• **Short task**: Find the string "color" and gather every line that holds it.

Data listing
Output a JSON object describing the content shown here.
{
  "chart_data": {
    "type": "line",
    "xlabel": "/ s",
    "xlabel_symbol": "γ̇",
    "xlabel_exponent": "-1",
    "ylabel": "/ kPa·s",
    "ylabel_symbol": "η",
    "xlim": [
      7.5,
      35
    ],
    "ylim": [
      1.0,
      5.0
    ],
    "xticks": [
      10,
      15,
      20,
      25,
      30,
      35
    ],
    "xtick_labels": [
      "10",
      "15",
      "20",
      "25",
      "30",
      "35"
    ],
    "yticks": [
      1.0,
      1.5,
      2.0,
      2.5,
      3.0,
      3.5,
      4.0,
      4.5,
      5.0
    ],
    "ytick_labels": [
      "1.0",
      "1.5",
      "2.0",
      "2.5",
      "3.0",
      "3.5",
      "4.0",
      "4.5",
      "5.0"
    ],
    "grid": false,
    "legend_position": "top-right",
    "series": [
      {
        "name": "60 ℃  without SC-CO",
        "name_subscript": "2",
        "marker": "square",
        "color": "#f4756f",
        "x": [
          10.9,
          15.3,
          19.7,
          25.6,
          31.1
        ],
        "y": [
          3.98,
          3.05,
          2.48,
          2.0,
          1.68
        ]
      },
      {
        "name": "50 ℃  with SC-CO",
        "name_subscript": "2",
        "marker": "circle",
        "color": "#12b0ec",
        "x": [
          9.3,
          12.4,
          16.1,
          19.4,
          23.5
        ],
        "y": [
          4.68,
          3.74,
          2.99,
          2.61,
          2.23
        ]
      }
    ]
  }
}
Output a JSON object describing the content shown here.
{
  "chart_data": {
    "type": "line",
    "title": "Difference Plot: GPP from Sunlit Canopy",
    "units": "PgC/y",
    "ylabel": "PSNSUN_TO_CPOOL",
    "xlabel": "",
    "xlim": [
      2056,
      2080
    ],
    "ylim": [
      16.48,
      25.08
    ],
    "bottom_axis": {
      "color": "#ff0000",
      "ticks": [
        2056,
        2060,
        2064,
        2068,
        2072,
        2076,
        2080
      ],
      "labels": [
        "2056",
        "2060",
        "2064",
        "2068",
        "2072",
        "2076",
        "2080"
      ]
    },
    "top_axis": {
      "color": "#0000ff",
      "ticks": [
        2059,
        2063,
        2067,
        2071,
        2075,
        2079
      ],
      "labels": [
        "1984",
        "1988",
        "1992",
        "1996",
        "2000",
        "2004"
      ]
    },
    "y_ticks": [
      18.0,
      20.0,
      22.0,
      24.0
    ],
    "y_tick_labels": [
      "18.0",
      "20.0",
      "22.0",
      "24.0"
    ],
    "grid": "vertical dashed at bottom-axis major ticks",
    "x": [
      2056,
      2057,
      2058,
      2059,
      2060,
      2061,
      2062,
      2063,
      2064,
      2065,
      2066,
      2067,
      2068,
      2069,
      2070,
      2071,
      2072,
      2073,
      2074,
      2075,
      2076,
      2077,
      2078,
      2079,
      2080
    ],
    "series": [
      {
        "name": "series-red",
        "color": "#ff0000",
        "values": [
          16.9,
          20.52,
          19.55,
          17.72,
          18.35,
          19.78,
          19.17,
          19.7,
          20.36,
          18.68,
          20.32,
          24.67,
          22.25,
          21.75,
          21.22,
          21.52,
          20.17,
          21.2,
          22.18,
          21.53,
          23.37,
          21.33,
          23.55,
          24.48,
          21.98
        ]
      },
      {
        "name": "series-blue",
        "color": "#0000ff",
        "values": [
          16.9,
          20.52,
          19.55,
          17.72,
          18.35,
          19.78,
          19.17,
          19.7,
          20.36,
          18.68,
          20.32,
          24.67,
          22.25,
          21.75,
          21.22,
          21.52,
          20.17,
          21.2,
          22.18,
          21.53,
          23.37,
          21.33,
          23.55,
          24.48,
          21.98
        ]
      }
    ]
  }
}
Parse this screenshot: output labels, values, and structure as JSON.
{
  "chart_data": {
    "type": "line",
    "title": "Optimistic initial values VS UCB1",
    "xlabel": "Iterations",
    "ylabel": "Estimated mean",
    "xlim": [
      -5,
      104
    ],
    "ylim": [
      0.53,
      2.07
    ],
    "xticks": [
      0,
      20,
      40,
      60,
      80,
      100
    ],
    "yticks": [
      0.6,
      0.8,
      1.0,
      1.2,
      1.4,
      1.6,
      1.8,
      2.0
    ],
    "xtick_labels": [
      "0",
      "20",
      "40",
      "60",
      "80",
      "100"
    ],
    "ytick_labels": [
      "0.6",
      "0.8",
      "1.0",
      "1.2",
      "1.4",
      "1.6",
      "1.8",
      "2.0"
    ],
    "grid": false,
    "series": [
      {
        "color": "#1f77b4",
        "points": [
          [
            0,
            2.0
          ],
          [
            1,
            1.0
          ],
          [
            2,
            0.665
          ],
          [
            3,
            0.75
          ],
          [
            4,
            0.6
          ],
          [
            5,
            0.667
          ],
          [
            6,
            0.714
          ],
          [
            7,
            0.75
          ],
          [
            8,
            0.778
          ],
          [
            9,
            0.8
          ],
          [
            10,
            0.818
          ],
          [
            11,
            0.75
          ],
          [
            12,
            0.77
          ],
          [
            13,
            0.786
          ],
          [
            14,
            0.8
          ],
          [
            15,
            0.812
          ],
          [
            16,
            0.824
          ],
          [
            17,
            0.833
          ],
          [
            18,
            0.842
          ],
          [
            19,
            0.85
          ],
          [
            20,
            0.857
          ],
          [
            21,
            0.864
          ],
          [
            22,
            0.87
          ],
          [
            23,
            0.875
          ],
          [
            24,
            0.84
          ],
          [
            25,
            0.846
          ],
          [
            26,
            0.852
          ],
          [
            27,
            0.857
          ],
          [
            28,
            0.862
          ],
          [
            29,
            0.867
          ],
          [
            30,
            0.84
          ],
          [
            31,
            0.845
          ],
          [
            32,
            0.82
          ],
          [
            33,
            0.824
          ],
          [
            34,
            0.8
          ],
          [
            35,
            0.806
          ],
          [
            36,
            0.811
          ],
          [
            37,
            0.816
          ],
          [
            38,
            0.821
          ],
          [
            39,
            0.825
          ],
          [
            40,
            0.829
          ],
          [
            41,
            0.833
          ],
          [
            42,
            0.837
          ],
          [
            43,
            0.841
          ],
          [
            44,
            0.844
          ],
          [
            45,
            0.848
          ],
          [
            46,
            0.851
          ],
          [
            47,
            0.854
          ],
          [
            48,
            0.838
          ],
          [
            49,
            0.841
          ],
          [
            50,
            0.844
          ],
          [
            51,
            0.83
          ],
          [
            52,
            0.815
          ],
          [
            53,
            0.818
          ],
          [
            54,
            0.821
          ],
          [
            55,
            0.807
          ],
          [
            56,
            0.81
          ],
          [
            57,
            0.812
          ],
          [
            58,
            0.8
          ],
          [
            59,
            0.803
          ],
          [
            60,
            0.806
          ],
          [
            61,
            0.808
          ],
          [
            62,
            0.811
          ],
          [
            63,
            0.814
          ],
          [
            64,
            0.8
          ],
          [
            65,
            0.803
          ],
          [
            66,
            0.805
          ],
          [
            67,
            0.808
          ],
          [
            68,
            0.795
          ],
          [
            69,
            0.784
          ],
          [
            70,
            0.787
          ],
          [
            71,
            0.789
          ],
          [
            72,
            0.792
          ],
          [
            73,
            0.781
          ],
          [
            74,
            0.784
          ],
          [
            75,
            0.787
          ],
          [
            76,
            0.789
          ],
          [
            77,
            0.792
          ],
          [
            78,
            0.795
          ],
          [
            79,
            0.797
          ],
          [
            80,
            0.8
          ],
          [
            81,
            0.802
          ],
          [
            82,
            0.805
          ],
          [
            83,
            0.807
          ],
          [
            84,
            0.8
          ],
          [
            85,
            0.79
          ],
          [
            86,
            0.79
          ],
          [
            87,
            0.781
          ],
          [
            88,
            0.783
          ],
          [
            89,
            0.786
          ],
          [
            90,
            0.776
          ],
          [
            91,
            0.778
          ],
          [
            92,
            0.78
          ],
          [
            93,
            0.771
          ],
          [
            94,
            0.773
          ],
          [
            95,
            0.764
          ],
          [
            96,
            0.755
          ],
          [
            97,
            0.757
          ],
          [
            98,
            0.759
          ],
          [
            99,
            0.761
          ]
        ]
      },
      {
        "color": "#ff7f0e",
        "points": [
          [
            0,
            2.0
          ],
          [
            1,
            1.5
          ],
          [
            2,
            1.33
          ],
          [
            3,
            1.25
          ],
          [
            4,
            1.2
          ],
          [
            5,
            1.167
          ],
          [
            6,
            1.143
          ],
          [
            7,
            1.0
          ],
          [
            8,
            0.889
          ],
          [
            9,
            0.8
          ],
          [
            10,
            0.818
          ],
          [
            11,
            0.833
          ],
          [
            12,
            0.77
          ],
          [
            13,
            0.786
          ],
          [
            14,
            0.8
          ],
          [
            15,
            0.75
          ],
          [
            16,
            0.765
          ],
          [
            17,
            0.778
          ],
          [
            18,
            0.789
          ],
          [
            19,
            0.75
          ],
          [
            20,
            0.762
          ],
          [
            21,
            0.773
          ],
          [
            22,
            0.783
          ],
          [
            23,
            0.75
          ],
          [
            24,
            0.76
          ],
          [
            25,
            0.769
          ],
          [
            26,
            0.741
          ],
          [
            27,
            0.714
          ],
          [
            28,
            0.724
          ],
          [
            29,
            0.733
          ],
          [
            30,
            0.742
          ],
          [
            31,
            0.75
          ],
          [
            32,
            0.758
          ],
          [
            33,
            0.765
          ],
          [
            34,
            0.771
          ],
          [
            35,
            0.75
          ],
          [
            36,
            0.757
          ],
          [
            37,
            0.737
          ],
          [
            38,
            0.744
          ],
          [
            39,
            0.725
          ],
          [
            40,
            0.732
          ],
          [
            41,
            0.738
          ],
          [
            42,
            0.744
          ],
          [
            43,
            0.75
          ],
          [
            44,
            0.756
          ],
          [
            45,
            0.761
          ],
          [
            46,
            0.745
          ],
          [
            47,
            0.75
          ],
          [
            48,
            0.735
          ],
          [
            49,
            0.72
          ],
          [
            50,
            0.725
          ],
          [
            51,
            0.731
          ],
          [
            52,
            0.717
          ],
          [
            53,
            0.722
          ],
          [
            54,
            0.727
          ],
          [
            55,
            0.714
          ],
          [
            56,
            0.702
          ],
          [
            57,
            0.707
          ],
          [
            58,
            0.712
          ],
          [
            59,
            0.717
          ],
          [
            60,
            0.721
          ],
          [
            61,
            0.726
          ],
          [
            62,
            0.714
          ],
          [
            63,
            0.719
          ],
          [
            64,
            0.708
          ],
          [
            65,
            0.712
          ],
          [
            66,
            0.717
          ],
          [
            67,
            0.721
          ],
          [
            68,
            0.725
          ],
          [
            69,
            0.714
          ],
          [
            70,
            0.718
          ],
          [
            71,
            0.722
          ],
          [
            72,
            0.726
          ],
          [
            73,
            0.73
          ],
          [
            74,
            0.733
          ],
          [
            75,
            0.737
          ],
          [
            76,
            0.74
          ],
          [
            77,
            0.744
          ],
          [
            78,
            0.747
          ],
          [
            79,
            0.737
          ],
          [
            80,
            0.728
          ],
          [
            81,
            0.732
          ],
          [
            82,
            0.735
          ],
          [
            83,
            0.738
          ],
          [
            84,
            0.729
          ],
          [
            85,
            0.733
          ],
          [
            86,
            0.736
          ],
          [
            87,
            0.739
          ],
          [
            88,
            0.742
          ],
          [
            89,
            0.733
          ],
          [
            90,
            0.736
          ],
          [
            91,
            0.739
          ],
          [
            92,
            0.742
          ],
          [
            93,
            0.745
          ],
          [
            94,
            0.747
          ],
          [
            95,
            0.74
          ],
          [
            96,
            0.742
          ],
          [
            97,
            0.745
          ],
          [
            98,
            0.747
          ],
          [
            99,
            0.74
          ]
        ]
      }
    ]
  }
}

• **Response below**:
        "color": "#f4756f",
        "color": "#12b0ec",
      "color": "#ff0000",
      "color": "#0000ff",
        "color": "#ff0000",
        "color": "#0000ff",
        "color": "#1f77b4",
        "color": "#ff7f0e",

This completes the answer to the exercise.